MATERIAL SHOWN start

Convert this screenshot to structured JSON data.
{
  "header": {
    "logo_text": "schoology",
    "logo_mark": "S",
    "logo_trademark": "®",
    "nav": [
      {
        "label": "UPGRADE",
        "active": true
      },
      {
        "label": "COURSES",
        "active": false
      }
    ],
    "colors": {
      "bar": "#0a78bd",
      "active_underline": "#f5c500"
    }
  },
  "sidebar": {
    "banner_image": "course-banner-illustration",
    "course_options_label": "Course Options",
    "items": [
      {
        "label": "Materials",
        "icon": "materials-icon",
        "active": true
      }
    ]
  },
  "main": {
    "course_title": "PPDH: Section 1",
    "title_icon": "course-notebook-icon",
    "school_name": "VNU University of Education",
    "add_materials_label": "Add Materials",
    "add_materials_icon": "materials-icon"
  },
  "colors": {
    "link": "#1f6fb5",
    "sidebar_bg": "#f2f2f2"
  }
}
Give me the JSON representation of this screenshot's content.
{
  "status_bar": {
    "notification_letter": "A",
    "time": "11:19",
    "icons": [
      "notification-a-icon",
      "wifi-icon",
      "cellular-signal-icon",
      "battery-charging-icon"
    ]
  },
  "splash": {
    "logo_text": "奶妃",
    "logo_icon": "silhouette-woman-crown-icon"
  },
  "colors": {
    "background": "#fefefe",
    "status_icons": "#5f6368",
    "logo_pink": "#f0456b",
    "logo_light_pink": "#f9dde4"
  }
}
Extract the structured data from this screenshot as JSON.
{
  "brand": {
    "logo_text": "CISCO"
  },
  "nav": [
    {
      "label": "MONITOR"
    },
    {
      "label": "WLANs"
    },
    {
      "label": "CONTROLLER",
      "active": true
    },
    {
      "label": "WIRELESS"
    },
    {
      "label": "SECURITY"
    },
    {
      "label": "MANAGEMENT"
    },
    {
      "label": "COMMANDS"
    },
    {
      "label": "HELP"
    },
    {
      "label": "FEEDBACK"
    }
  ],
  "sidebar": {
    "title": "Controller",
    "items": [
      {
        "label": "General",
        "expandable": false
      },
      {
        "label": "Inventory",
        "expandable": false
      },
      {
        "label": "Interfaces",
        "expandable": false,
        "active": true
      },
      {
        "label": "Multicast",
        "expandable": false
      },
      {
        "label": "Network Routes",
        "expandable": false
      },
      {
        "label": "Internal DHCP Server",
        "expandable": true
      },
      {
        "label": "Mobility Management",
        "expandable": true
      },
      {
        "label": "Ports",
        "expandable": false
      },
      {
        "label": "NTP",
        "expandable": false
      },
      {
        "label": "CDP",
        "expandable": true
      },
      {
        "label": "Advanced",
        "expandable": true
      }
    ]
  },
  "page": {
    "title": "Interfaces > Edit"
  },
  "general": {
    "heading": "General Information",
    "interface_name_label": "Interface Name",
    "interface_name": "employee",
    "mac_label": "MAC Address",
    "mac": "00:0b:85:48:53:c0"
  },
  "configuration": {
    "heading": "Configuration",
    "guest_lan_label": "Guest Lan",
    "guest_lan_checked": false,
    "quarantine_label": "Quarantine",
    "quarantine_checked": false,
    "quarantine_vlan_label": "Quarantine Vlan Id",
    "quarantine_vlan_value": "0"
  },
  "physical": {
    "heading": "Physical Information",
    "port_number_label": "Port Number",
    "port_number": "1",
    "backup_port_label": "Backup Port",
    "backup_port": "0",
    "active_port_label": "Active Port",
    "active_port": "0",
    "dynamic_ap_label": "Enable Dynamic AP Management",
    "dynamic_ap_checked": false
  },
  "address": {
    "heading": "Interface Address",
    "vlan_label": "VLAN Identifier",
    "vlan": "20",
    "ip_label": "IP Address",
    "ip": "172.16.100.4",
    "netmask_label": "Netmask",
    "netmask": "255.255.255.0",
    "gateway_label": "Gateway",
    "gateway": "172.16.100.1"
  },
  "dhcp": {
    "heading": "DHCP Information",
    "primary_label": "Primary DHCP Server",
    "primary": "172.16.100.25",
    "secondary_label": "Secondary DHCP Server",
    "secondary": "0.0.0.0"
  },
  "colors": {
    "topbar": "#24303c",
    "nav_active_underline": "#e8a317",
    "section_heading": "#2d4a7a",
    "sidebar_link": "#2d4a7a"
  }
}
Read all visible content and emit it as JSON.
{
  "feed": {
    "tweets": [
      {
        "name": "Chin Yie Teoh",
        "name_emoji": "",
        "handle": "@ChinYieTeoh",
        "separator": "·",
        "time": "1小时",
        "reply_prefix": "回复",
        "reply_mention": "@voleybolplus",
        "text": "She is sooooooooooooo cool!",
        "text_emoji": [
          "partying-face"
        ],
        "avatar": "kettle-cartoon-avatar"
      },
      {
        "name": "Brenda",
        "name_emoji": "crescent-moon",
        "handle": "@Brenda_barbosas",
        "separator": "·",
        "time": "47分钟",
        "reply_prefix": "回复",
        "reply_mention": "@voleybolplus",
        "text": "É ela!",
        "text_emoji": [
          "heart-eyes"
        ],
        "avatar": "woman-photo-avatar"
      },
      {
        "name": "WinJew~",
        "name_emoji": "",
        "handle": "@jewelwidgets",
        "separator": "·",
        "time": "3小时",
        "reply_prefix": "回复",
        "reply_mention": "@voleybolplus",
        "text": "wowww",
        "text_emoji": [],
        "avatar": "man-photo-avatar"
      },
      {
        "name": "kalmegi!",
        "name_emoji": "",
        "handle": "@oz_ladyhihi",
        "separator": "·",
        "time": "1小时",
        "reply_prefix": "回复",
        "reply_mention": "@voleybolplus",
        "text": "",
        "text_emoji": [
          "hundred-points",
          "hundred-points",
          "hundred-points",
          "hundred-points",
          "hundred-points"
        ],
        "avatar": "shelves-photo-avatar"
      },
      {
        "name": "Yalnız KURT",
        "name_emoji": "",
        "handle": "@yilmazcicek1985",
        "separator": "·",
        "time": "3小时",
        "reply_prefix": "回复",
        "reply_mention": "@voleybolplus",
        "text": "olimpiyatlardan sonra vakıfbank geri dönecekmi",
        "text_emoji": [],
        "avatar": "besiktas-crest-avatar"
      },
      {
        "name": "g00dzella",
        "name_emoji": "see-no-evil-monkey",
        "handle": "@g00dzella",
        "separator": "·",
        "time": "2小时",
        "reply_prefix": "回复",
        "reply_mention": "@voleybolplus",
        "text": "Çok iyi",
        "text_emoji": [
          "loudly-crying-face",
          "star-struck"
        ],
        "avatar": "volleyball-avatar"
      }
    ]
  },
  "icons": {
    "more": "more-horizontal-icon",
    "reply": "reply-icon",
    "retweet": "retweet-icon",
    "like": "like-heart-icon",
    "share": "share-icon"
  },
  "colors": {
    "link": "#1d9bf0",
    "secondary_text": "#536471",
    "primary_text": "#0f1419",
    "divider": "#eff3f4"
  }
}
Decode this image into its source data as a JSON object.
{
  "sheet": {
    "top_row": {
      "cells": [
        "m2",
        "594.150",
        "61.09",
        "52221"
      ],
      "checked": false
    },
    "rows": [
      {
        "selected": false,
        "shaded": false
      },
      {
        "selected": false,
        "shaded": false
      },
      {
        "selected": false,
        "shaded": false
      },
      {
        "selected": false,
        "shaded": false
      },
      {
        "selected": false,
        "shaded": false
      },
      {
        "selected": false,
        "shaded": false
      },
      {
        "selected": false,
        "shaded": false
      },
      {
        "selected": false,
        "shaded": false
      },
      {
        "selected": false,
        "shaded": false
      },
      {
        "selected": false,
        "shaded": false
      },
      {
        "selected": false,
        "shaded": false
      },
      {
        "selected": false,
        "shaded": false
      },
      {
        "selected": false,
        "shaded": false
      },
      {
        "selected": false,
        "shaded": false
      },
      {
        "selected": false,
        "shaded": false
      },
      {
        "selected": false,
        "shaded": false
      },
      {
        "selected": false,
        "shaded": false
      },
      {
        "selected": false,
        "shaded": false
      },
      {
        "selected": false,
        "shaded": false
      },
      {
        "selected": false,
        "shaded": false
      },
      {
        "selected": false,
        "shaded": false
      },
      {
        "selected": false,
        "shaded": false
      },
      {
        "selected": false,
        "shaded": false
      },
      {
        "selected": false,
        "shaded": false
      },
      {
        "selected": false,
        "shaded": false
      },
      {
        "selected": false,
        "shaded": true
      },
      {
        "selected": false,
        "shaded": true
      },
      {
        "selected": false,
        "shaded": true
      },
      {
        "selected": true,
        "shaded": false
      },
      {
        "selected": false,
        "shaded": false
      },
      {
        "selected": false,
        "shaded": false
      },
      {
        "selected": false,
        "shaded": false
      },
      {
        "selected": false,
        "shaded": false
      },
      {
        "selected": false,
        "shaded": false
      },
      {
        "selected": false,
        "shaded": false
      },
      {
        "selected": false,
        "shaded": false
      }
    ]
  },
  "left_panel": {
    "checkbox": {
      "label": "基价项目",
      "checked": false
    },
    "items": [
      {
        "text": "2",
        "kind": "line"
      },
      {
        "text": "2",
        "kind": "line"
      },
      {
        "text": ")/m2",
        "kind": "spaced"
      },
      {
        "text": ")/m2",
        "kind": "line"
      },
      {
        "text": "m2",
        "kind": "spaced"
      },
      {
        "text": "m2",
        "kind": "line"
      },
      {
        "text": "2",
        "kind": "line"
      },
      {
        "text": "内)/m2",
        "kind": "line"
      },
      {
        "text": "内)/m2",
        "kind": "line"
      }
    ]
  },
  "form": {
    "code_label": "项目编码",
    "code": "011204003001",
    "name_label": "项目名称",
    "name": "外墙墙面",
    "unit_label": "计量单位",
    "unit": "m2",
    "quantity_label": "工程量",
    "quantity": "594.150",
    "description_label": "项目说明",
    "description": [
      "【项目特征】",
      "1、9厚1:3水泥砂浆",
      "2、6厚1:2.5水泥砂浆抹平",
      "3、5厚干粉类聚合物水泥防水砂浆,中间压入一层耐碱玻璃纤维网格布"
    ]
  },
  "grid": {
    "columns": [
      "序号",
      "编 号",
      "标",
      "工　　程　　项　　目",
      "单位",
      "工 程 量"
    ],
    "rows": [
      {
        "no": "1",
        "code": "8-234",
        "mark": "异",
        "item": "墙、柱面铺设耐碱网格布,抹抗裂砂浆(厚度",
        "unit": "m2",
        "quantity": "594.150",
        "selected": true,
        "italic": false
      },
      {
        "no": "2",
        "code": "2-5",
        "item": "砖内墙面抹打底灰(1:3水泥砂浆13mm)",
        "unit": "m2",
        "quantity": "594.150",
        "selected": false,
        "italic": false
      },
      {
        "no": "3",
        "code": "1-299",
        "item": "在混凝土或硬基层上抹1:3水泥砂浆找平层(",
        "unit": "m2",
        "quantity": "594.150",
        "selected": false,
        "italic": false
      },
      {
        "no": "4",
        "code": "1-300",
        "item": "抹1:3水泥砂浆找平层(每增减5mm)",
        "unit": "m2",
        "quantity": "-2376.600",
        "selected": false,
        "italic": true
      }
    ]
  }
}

MATERIAL SHOWN end

* WHAT THE EXERCISE ASKS *
Report the number of lines in the entries above that include the string "photo". Give nothing but the number.

* RESPONSE TO THE EXERCISE *
3